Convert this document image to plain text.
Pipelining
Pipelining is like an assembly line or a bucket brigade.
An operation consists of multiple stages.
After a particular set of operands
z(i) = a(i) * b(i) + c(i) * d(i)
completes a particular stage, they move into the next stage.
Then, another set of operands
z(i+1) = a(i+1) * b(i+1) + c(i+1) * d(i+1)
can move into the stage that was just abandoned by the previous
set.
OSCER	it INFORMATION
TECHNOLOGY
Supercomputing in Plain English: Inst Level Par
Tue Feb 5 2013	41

▶ **Request**
Reproduce the whole listing word for word.

▶ **Answer to the exercise**
Convert this document image to plain text.
Pipelining
Pipelining is like an assembly line or a bucket brigade.
An operation consists of multiple stages.
After a particular set of operands
z(i) = a(i) * b(i) + c(i) * d(i)
completes a particular stage, they move into the next stage.
Then, another set of operands
z(i+1) = a(i+1) * b(i+1) + c(i+1) * d(i+1)
can move into the stage that was just abandoned by the previous
set.
OSCER	it INFORMATION
TECHNOLOGY
Supercomputing in Plain English: Inst Level Par
Tue Feb 5 2013	41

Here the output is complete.